_Problem_
Quote every line of the data below as it stands, omitting pictures.

_Records for this exercise_
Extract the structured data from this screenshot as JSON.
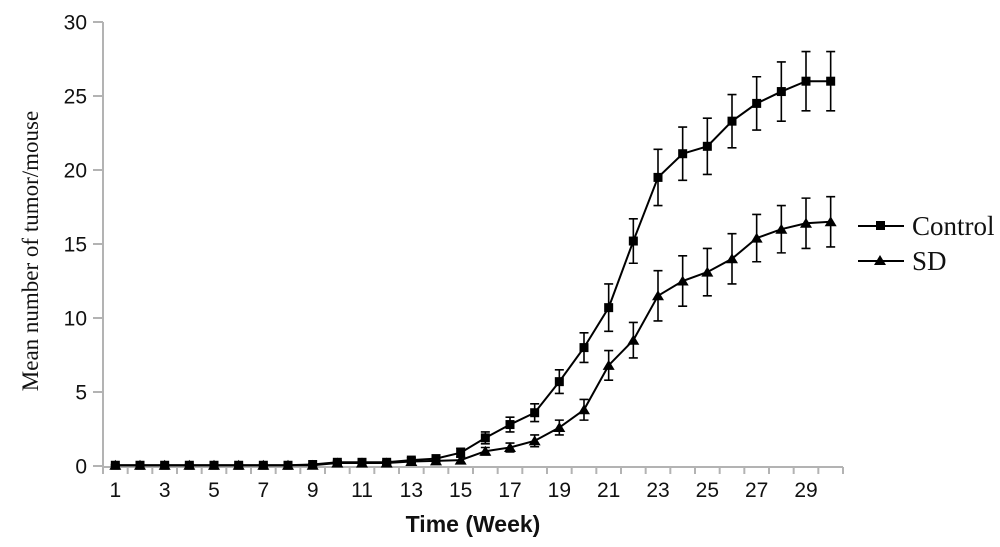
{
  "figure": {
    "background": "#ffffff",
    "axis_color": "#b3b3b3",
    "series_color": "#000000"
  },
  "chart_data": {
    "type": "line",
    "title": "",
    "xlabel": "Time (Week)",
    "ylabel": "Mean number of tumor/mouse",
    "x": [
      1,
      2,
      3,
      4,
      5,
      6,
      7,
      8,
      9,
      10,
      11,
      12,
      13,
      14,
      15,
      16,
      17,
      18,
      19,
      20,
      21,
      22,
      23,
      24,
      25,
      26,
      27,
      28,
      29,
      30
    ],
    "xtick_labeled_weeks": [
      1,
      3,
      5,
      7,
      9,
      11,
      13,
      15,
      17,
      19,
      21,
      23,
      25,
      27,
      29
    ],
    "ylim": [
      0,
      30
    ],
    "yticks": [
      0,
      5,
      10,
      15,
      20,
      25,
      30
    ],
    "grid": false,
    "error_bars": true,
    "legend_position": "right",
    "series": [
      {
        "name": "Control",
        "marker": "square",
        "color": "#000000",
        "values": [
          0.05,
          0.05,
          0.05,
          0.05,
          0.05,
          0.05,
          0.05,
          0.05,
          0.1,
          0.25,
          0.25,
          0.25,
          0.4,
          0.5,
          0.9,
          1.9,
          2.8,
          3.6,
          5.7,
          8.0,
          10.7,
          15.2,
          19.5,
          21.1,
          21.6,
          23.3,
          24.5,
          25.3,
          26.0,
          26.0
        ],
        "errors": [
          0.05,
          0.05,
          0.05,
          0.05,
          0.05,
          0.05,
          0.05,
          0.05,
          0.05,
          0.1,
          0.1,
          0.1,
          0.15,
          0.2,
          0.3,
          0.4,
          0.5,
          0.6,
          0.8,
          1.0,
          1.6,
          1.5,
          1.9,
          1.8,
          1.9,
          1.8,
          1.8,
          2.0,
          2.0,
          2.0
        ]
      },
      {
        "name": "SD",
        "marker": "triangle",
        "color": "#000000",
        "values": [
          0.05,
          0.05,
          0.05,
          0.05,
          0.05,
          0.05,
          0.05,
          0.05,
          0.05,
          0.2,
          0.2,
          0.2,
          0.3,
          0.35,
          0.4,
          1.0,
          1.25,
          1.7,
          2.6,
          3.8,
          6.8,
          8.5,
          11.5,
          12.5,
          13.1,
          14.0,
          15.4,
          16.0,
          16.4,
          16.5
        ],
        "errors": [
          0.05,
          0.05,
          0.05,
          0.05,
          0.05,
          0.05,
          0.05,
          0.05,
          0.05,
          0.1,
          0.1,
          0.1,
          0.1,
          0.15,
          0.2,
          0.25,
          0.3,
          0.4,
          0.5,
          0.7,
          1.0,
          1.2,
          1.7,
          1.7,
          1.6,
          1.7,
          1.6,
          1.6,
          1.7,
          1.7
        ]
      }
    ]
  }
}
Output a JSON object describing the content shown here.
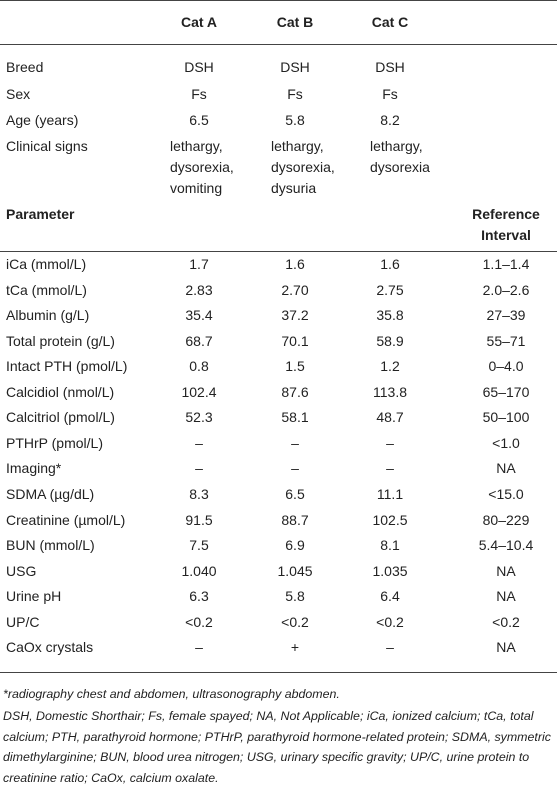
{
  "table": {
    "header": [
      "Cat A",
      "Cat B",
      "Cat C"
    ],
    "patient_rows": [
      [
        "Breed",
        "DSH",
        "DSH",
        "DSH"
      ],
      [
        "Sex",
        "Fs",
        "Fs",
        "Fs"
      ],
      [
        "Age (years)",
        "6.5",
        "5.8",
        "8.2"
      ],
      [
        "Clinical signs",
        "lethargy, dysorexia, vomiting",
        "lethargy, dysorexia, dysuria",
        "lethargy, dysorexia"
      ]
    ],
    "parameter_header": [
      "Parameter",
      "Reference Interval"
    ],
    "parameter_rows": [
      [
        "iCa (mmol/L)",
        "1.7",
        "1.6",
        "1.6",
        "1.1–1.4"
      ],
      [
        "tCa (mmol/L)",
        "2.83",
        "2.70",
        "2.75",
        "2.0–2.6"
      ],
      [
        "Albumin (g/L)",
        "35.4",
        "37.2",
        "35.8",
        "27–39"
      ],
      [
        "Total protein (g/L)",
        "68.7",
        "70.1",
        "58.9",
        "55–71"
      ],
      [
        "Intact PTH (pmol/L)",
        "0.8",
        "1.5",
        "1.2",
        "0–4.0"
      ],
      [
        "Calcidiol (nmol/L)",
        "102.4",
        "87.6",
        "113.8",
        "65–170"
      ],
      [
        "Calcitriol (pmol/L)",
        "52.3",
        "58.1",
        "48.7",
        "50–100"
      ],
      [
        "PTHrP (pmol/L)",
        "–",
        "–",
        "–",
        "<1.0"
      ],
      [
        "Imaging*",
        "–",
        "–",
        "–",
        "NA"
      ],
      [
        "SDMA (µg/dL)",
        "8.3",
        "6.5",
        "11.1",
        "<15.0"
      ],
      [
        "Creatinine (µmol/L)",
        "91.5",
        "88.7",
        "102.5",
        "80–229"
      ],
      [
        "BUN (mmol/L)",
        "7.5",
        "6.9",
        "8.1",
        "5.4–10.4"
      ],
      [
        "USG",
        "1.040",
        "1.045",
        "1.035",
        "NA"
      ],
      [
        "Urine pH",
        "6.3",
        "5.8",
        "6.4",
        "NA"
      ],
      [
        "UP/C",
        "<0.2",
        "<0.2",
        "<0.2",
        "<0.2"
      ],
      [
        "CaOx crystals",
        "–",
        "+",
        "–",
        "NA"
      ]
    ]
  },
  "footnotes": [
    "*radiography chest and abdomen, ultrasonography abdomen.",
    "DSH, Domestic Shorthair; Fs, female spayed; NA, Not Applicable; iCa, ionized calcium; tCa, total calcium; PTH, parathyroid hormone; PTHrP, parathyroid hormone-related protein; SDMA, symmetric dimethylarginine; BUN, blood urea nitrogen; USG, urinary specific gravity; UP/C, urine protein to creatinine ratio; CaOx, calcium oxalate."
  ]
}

_Output of the task_
Extract the structured data from this screenshot as JSON.
{
  "figure": {
    "background": "#ffffff",
    "axis_color": "#b3b3b3",
    "series_color": "#000000"
  },
  "chart_data": {
    "type": "line",
    "title": "",
    "xlabel": "Time (Week)",
    "ylabel": "Mean number of tumor/mouse",
    "x": [
      1,
      2,
      3,
      4,
      5,
      6,
      7,
      8,
      9,
      10,
      11,
      12,
      13,
      14,
      15,
      16,
      17,
      18,
      19,
      20,
      21,
      22,
      23,
      24,
      25,
      26,
      27,
      28,
      29,
      30
    ],
    "xtick_labeled_weeks": [
      1,
      3,
      5,
      7,
      9,
      11,
      13,
      15,
      17,
      19,
      21,
      23,
      25,
      27,
      29
    ],
    "ylim": [
      0,
      30
    ],
    "yticks": [
      0,
      5,
      10,
      15,
      20,
      25,
      30
    ],
    "grid": false,
    "error_bars": true,
    "legend_position": "right",
    "series": [
      {
        "name": "Control",
        "marker": "square",
        "color": "#000000",
        "values": [
          0.05,
          0.05,
          0.05,
          0.05,
          0.05,
          0.05,
          0.05,
          0.05,
          0.1,
          0.25,
          0.25,
          0.25,
          0.4,
          0.5,
          0.9,
          1.9,
          2.8,
          3.6,
          5.7,
          8.0,
          10.7,
          15.2,
          19.5,
          21.1,
          21.6,
          23.3,
          24.5,
          25.3,
          26.0,
          26.0
        ],
        "errors": [
          0.05,
          0.05,
          0.05,
          0.05,
          0.05,
          0.05,
          0.05,
          0.05,
          0.05,
          0.1,
          0.1,
          0.1,
          0.15,
          0.2,
          0.3,
          0.4,
          0.5,
          0.6,
          0.8,
          1.0,
          1.6,
          1.5,
          1.9,
          1.8,
          1.9,
          1.8,
          1.8,
          2.0,
          2.0,
          2.0
        ]
      },
      {
        "name": "SD",
        "marker": "triangle",
        "color": "#000000",
        "values": [
          0.05,
          0.05,
          0.05,
          0.05,
          0.05,
          0.05,
          0.05,
          0.05,
          0.05,
          0.2,
          0.2,
          0.2,
          0.3,
          0.35,
          0.4,
          1.0,
          1.25,
          1.7,
          2.6,
          3.8,
          6.8,
          8.5,
          11.5,
          12.5,
          13.1,
          14.0,
          15.4,
          16.0,
          16.4,
          16.5
        ],
        "errors": [
          0.05,
          0.05,
          0.05,
          0.05,
          0.05,
          0.05,
          0.05,
          0.05,
          0.05,
          0.1,
          0.1,
          0.1,
          0.1,
          0.15,
          0.2,
          0.25,
          0.3,
          0.4,
          0.5,
          0.7,
          1.0,
          1.2,
          1.7,
          1.7,
          1.6,
          1.7,
          1.6,
          1.6,
          1.7,
          1.7
        ]
      }
    ]
  }
}
Output a JSON object describing the content shown here.
{
  "table": {
    "header": [
      "Cat A",
      "Cat B",
      "Cat C"
    ],
    "patient_rows": [
      [
        "Breed",
        "DSH",
        "DSH",
        "DSH"
      ],
      [
        "Sex",
        "Fs",
        "Fs",
        "Fs"
      ],
      [
        "Age (years)",
        "6.5",
        "5.8",
        "8.2"
      ],
      [
        "Clinical signs",
        "lethargy, dysorexia, vomiting",
        "lethargy, dysorexia, dysuria",
        "lethargy, dysorexia"
      ]
    ],
    "parameter_header": [
      "Parameter",
      "Reference Interval"
    ],
    "parameter_rows": [
      [
        "iCa (mmol/L)",
        "1.7",
        "1.6",
        "1.6",
        "1.1–1.4"
      ],
      [
        "tCa (mmol/L)",
        "2.83",
        "2.70",
        "2.75",
        "2.0–2.6"
      ],
      [
        "Albumin (g/L)",
        "35.4",
        "37.2",
        "35.8",
        "27–39"
      ],
      [
        "Total protein (g/L)",
        "68.7",
        "70.1",
        "58.9",
        "55–71"
      ],
      [
        "Intact PTH (pmol/L)",
        "0.8",
        "1.5",
        "1.2",
        "0–4.0"
      ],
      [
        "Calcidiol (nmol/L)",
        "102.4",
        "87.6",
        "113.8",
        "65–170"
      ],
      [
        "Calcitriol (pmol/L)",
        "52.3",
        "58.1",
        "48.7",
        "50–100"
      ],
      [
        "PTHrP (pmol/L)",
        "–",
        "–",
        "–",
        "<1.0"
      ],
      [
        "Imaging*",
        "–",
        "–",
        "–",
        "NA"
      ],
      [
        "SDMA (µg/dL)",
        "8.3",
        "6.5",
        "11.1",
        "<15.0"
      ],
      [
        "Creatinine (µmol/L)",
        "91.5",
        "88.7",
        "102.5",
        "80–229"
      ],
      [
        "BUN (mmol/L)",
        "7.5",
        "6.9",
        "8.1",
        "5.4–10.4"
      ],
      [
        "USG",
        "1.040",
        "1.045",
        "1.035",
        "NA"
      ],
      [
        "Urine pH",
        "6.3",
        "5.8",
        "6.4",
        "NA"
      ],
      [
        "UP/C",
        "<0.2",
        "<0.2",
        "<0.2",
        "<0.2"
      ],
      [
        "CaOx crystals",
        "–",
        "+",
        "–",
        "NA"
      ]
    ]
  },
  "footnotes": [
    "*radiography chest and abdomen, ultrasonography abdomen.",
    "DSH, Domestic Shorthair; Fs, female spayed; NA, Not Applicable; iCa, ionized calcium; tCa, total calcium; PTH, parathyroid hormone; PTHrP, parathyroid hormone-related protein; SDMA, symmetric dimethylarginine; BUN, blood urea nitrogen; USG, urinary specific gravity; UP/C, urine protein to creatinine ratio; CaOx, calcium oxalate."
  ]
}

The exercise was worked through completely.